◆ WORK REQUIRED
Identify and copy all lines of the material where the string "header" is found.

◆ RECORDS SUPPLIED

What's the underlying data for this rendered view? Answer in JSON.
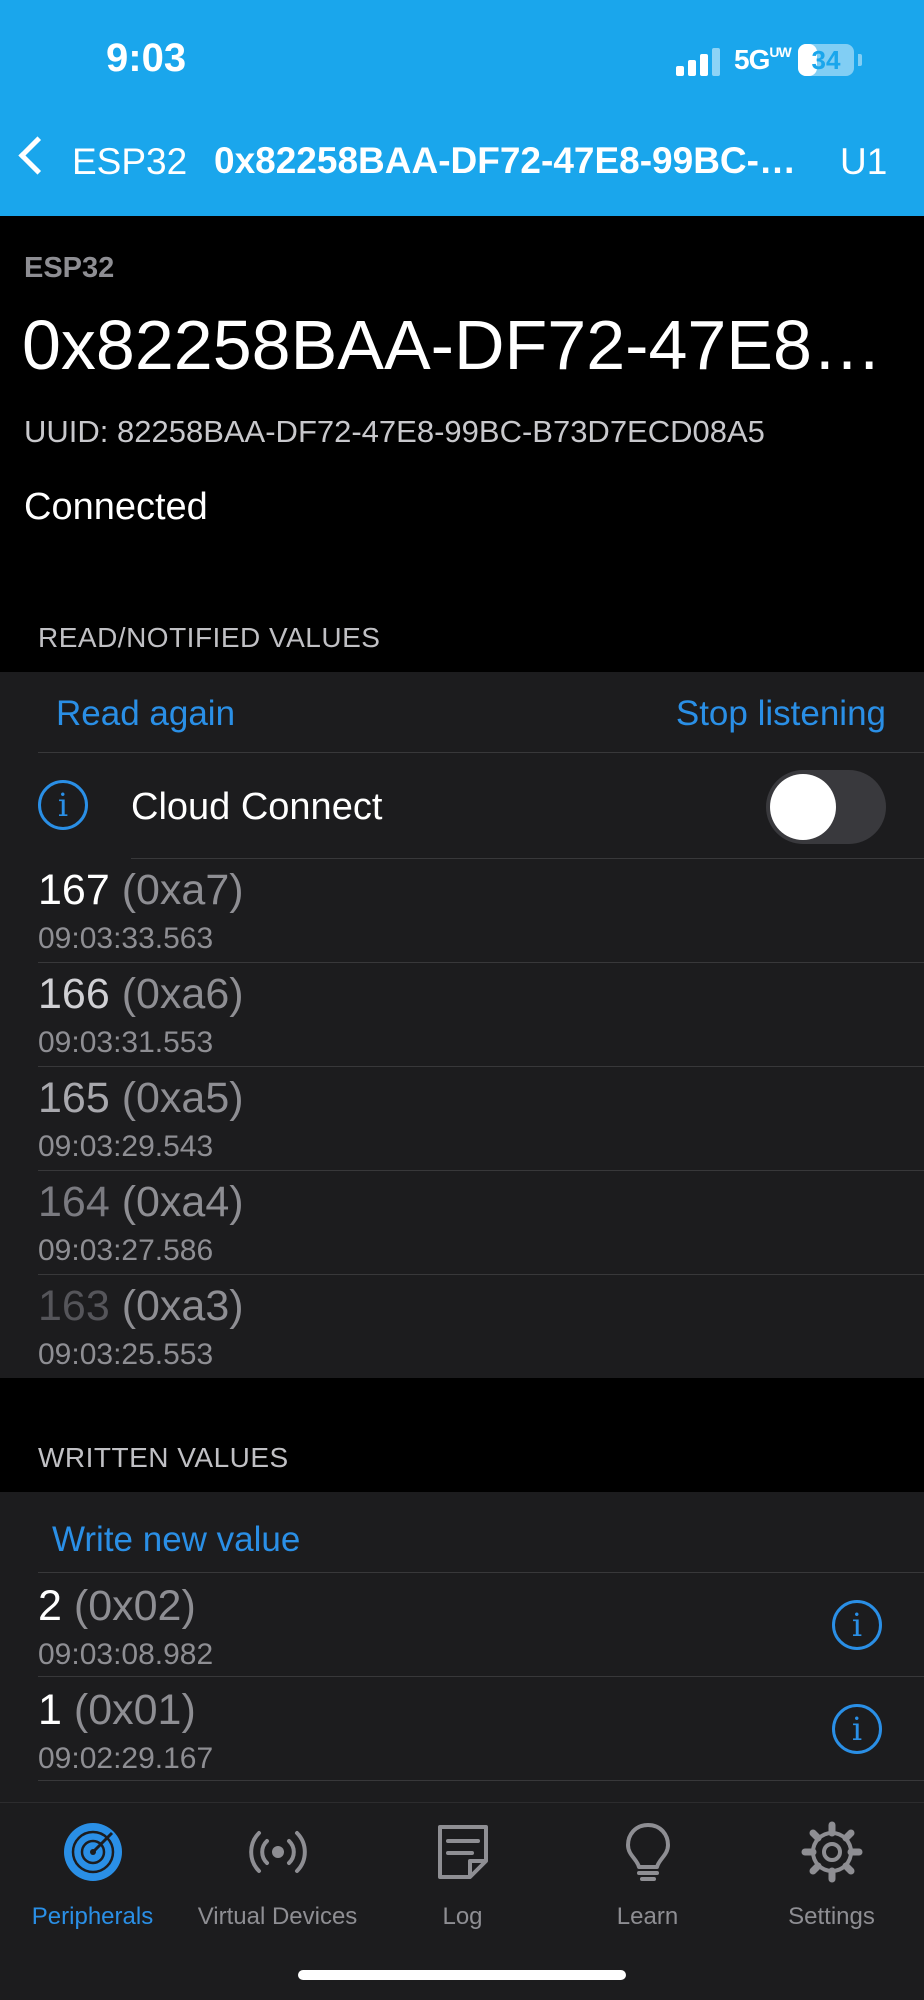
{
  "status_bar": {
    "time": "9:03",
    "network": "5G",
    "network_sup": "UW",
    "battery": "34"
  },
  "nav": {
    "back_label": "ESP32",
    "title": "0x82258BAA-DF72-47E8-99BC-B73D7ECD08A5",
    "right": "U1"
  },
  "header": {
    "device_name": "ESP32",
    "characteristic": "0x82258BAA-DF72-47E8-99BC-B73D7ECD08A5",
    "uuid": "UUID: 82258BAA-DF72-47E8-99BC-B73D7ECD08A5",
    "status": "Connected"
  },
  "read_section": {
    "header": "READ/NOTIFIED VALUES",
    "read_again": "Read again",
    "stop_listening": "Stop listening",
    "cloud_connect": "Cloud Connect",
    "cloud_connect_on": false,
    "values": [
      {
        "value": "167",
        "hex": "(0xa7)",
        "time": "09:03:33.563"
      },
      {
        "value": "166",
        "hex": "(0xa6)",
        "time": "09:03:31.553"
      },
      {
        "value": "165",
        "hex": "(0xa5)",
        "time": "09:03:29.543"
      },
      {
        "value": "164",
        "hex": "(0xa4)",
        "time": "09:03:27.586"
      },
      {
        "value": "163",
        "hex": "(0xa3)",
        "time": "09:03:25.553"
      }
    ]
  },
  "written_section": {
    "header": "WRITTEN VALUES",
    "write_new": "Write new value",
    "values": [
      {
        "value": "2",
        "hex": "(0x02)",
        "time": "09:03:08.982"
      },
      {
        "value": "1",
        "hex": "(0x01)",
        "time": "09:02:29.167"
      }
    ]
  },
  "tabbar": {
    "tabs": [
      {
        "label": "Peripherals",
        "icon": "radar-icon",
        "active": true
      },
      {
        "label": "Virtual Devices",
        "icon": "broadcast-icon",
        "active": false
      },
      {
        "label": "Log",
        "icon": "log-icon",
        "active": false
      },
      {
        "label": "Learn",
        "icon": "lightbulb-icon",
        "active": false
      },
      {
        "label": "Settings",
        "icon": "gear-icon",
        "active": false
      }
    ]
  },
  "colors": {
    "nav_bar": "#1aa6ec",
    "accent": "#2a8fe6",
    "background": "#000000",
    "card": "#1c1c1e"
  }
}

◆ FULL SOLUTION
  "header": {
    "header": "READ/NOTIFIED VALUES",
    "header": "WRITTEN VALUES",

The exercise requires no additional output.